:: TASK STATEMENT ::
Your task is to repeat the entries exactly. Leave the pictures out.

(Extracted records)
• • • •

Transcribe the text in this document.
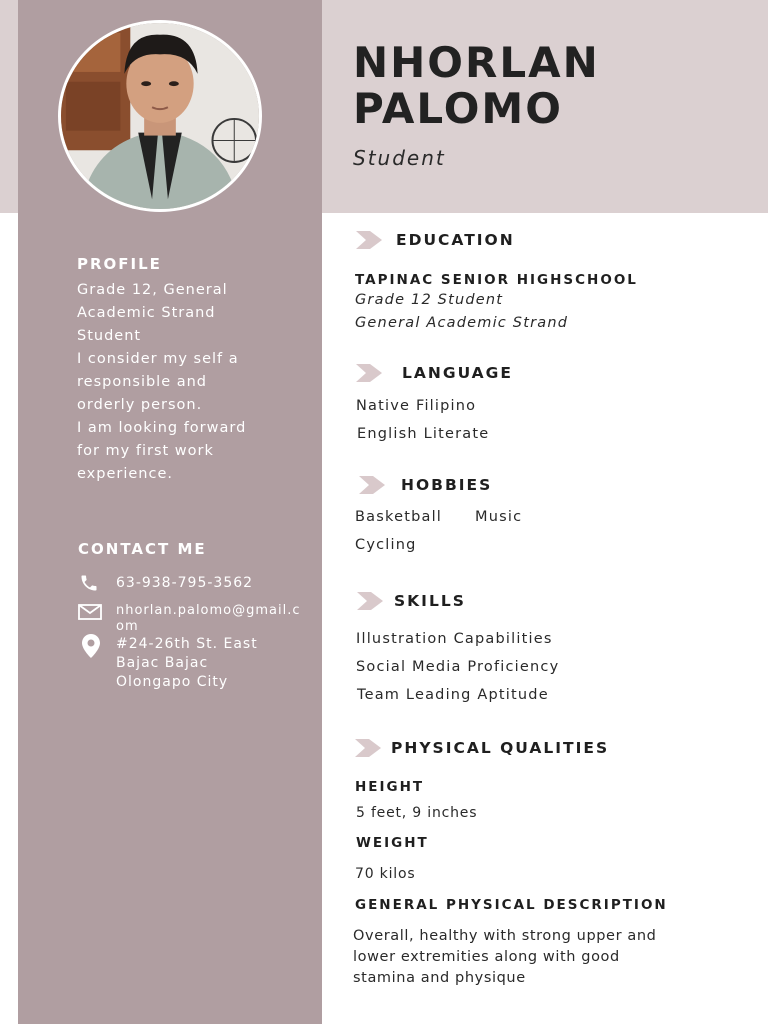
NHORLAN
PALOMO
Student
PROFILE
Grade 12, General
Academic Strand
Student
I consider my self a
responsible and
orderly person.
I am looking forward
for my first work
experience.
CONTACT ME
63-938-795-3562
nhorlan.palomo@gmail.c
om
#24-26th St. East
Bajac Bajac
Olongapo City
EDUCATION
TAPINAC SENIOR HIGHSCHOOL
Grade 12 Student
General Academic Strand
LANGUAGE
Native Filipino
English Literate
HOBBIES
Basketball Music
Cycling
SKILLS
Illustration Capabilities
Social Media Proficiency
Team Leading Aptitude
PHYSICAL QUALITIES
HEIGHT
5 feet, 9 inches
WEIGHT
70 kilos
GENERAL PHYSICAL DESCRIPTION
Overall, healthy with strong upper and
lower extremities along with good
stamina and physique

• • • •

:: RESPONSE TO THIS EXERCISE ::
Transcribe the text in this document.
NHORLAN
PALOMO
Student
PROFILE
Grade 12, General
Academic Strand
Student
I consider my self a
responsible and
orderly person.
I am looking forward
for my first work
experience.
CONTACT ME
63-938-795-3562
nhorlan.palomo@gmail.c
om
#24-26th St. East
Bajac Bajac
Olongapo City
EDUCATION
TAPINAC SENIOR HIGHSCHOOL
Grade 12 Student
General Academic Strand
LANGUAGE
Native Filipino
English Literate
HOBBIES
Basketball Music
Cycling
SKILLS
Illustration Capabilities
Social Media Proficiency
Team Leading Aptitude
PHYSICAL QUALITIES
HEIGHT
5 feet, 9 inches
WEIGHT
70 kilos
GENERAL PHYSICAL DESCRIPTION
Overall, healthy with strong upper and
lower extremities along with good
stamina and physique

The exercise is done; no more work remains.